# The problem
Can you echo the lines below from the line with "List 17 of the" up to and including the line with "x-tick-label: T3 [508, 583, 526, 601]", leaving the pictures out of your answer?

# Supplied material
----

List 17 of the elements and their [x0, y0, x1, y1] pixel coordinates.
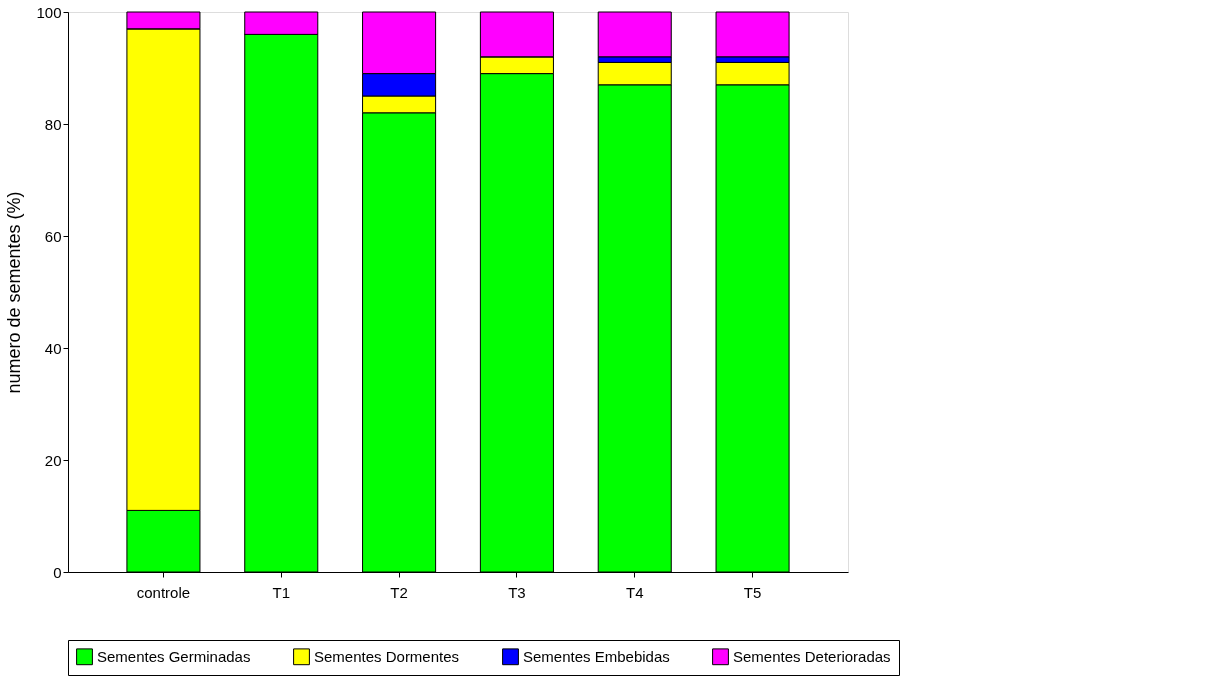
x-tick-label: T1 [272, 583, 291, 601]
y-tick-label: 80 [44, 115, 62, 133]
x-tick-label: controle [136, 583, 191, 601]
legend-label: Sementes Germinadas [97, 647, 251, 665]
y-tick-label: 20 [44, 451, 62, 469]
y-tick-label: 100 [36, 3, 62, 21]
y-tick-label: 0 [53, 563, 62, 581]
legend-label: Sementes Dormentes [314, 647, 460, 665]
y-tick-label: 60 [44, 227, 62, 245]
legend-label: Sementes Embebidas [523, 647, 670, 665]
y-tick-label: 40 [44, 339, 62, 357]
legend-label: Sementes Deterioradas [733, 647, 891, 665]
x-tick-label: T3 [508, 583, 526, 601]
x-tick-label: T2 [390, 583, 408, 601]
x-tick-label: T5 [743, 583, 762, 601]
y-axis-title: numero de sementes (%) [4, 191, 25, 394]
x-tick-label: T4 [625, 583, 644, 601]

----

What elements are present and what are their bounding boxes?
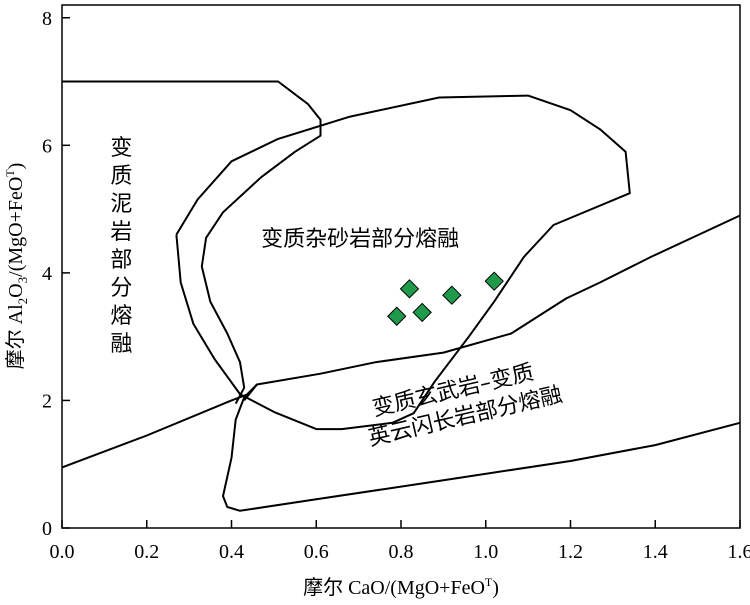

----

# Task result
List 17 of the elements and their [x0, y0, x1, y1] pixel coordinates.
x-tick-label: T1 [272, 583, 291, 601]
y-tick-label: 80 [44, 115, 62, 133]
x-tick-label: controle [136, 583, 191, 601]
legend-label: Sementes Germinadas [97, 647, 251, 665]
y-tick-label: 20 [44, 451, 62, 469]
y-tick-label: 100 [36, 3, 62, 21]
y-tick-label: 0 [53, 563, 62, 581]
legend-label: Sementes Dormentes [314, 647, 460, 665]
y-tick-label: 60 [44, 227, 62, 245]
legend-label: Sementes Embebidas [523, 647, 670, 665]
y-tick-label: 40 [44, 339, 62, 357]
legend-label: Sementes Deterioradas [733, 647, 891, 665]
x-tick-label: T3 [508, 583, 526, 601]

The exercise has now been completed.